(Dataset rows about figures)

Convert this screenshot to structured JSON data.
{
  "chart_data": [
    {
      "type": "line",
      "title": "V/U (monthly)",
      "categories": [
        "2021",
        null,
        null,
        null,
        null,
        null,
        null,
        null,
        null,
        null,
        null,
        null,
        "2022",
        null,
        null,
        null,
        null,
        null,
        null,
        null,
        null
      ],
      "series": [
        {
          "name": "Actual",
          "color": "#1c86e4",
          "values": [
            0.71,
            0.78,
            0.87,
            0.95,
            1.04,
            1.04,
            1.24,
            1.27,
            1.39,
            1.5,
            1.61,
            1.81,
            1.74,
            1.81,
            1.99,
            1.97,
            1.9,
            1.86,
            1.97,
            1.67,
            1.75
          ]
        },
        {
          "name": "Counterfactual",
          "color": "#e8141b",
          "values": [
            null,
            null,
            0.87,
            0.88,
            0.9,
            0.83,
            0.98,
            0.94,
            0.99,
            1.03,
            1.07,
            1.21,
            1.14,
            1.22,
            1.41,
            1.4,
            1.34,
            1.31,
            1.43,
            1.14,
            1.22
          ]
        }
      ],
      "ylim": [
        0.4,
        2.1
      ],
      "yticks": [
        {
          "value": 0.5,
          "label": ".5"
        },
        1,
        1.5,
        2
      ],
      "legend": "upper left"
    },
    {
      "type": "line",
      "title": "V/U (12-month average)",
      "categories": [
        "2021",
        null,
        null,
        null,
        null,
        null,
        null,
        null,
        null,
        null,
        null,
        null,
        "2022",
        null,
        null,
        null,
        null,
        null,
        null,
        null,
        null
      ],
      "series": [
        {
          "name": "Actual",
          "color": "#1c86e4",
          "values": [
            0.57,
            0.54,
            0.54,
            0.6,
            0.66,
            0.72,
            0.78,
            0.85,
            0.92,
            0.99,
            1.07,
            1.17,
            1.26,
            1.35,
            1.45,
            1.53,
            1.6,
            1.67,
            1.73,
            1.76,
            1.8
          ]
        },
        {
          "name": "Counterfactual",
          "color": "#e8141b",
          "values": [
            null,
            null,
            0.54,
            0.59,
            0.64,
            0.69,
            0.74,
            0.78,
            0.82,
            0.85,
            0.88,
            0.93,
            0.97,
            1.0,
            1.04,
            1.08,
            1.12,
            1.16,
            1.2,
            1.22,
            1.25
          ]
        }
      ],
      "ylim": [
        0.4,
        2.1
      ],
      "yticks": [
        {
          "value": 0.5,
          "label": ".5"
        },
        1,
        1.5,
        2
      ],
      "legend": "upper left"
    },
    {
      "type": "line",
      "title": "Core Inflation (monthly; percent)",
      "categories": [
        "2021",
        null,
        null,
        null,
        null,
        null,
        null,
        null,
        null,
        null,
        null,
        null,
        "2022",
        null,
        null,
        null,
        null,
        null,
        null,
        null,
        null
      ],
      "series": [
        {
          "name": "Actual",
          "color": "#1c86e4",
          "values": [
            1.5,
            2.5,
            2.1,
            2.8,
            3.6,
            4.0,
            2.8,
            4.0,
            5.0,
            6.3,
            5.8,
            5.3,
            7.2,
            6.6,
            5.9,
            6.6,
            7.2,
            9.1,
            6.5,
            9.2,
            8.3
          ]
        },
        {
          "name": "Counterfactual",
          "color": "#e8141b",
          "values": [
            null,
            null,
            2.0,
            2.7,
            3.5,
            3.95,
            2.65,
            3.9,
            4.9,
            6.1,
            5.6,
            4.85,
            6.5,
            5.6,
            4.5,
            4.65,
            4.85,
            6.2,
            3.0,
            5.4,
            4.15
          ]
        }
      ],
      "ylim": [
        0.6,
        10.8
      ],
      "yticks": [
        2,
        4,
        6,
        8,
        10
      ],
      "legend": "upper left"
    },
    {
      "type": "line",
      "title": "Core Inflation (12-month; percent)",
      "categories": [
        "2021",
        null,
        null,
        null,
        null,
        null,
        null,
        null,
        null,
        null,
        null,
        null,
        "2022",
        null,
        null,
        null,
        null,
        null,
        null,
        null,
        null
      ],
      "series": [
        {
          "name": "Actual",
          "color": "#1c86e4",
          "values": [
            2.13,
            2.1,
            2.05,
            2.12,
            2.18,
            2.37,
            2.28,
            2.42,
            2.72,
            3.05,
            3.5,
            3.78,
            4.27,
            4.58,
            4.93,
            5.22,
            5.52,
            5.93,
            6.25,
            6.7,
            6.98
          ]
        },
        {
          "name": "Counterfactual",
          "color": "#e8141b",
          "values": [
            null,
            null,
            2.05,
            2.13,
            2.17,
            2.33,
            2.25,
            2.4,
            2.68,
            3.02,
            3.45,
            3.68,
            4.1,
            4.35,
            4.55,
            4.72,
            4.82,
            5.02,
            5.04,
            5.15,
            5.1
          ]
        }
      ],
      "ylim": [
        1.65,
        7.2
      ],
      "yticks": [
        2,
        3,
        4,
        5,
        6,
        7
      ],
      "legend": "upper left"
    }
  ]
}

**WHAT THIS TASK INVOLVES**. Restate all of the entries exactly, please.

**COMPLETE ANSWER**.
Convert this screenshot to structured JSON data.
{
  "chart_data": [
    {
      "type": "line",
      "title": "V/U (monthly)",
      "categories": [
        "2021",
        null,
        null,
        null,
        null,
        null,
        null,
        null,
        null,
        null,
        null,
        null,
        "2022",
        null,
        null,
        null,
        null,
        null,
        null,
        null,
        null
      ],
      "series": [
        {
          "name": "Actual",
          "color": "#1c86e4",
          "values": [
            0.71,
            0.78,
            0.87,
            0.95,
            1.04,
            1.04,
            1.24,
            1.27,
            1.39,
            1.5,
            1.61,
            1.81,
            1.74,
            1.81,
            1.99,
            1.97,
            1.9,
            1.86,
            1.97,
            1.67,
            1.75
          ]
        },
        {
          "name": "Counterfactual",
          "color": "#e8141b",
          "values": [
            null,
            null,
            0.87,
            0.88,
            0.9,
            0.83,
            0.98,
            0.94,
            0.99,
            1.03,
            1.07,
            1.21,
            1.14,
            1.22,
            1.41,
            1.4,
            1.34,
            1.31,
            1.43,
            1.14,
            1.22
          ]
        }
      ],
      "ylim": [
        0.4,
        2.1
      ],
      "yticks": [
        {
          "value": 0.5,
          "label": ".5"
        },
        1,
        1.5,
        2
      ],
      "legend": "upper left"
    },
    {
      "type": "line",
      "title": "V/U (12-month average)",
      "categories": [
        "2021",
        null,
        null,
        null,
        null,
        null,
        null,
        null,
        null,
        null,
        null,
        null,
        "2022",
        null,
        null,
        null,
        null,
        null,
        null,
        null,
        null
      ],
      "series": [
        {
          "name": "Actual",
          "color": "#1c86e4",
          "values": [
            0.57,
            0.54,
            0.54,
            0.6,
            0.66,
            0.72,
            0.78,
            0.85,
            0.92,
            0.99,
            1.07,
            1.17,
            1.26,
            1.35,
            1.45,
            1.53,
            1.6,
            1.67,
            1.73,
            1.76,
            1.8
          ]
        },
        {
          "name": "Counterfactual",
          "color": "#e8141b",
          "values": [
            null,
            null,
            0.54,
            0.59,
            0.64,
            0.69,
            0.74,
            0.78,
            0.82,
            0.85,
            0.88,
            0.93,
            0.97,
            1.0,
            1.04,
            1.08,
            1.12,
            1.16,
            1.2,
            1.22,
            1.25
          ]
        }
      ],
      "ylim": [
        0.4,
        2.1
      ],
      "yticks": [
        {
          "value": 0.5,
          "label": ".5"
        },
        1,
        1.5,
        2
      ],
      "legend": "upper left"
    },
    {
      "type": "line",
      "title": "Core Inflation (monthly; percent)",
      "categories": [
        "2021",
        null,
        null,
        null,
        null,
        null,
        null,
        null,
        null,
        null,
        null,
        null,
        "2022",
        null,
        null,
        null,
        null,
        null,
        null,
        null,
        null
      ],
      "series": [
        {
          "name": "Actual",
          "color": "#1c86e4",
          "values": [
            1.5,
            2.5,
            2.1,
            2.8,
            3.6,
            4.0,
            2.8,
            4.0,
            5.0,
            6.3,
            5.8,
            5.3,
            7.2,
            6.6,
            5.9,
            6.6,
            7.2,
            9.1,
            6.5,
            9.2,
            8.3
          ]
        },
        {
          "name": "Counterfactual",
          "color": "#e8141b",
          "values": [
            null,
            null,
            2.0,
            2.7,
            3.5,
            3.95,
            2.65,
            3.9,
            4.9,
            6.1,
            5.6,
            4.85,
            6.5,
            5.6,
            4.5,
            4.65,
            4.85,
            6.2,
            3.0,
            5.4,
            4.15
          ]
        }
      ],
      "ylim": [
        0.6,
        10.8
      ],
      "yticks": [
        2,
        4,
        6,
        8,
        10
      ],
      "legend": "upper left"
    },
    {
      "type": "line",
      "title": "Core Inflation (12-month; percent)",
      "categories": [
        "2021",
        null,
        null,
        null,
        null,
        null,
        null,
        null,
        null,
        null,
        null,
        null,
        "2022",
        null,
        null,
        null,
        null,
        null,
        null,
        null,
        null
      ],
      "series": [
        {
          "name": "Actual",
          "color": "#1c86e4",
          "values": [
            2.13,
            2.1,
            2.05,
            2.12,
            2.18,
            2.37,
            2.28,
            2.42,
            2.72,
            3.05,
            3.5,
            3.78,
            4.27,
            4.58,
            4.93,
            5.22,
            5.52,
            5.93,
            6.25,
            6.7,
            6.98
          ]
        },
        {
          "name": "Counterfactual",
          "color": "#e8141b",
          "values": [
            null,
            null,
            2.05,
            2.13,
            2.17,
            2.33,
            2.25,
            2.4,
            2.68,
            3.02,
            3.45,
            3.68,
            4.1,
            4.35,
            4.55,
            4.72,
            4.82,
            5.02,
            5.04,
            5.15,
            5.1
          ]
        }
      ],
      "ylim": [
        1.65,
        7.2
      ],
      "yticks": [
        2,
        3,
        4,
        5,
        6,
        7
      ],
      "legend": "upper left"
    }
  ]
}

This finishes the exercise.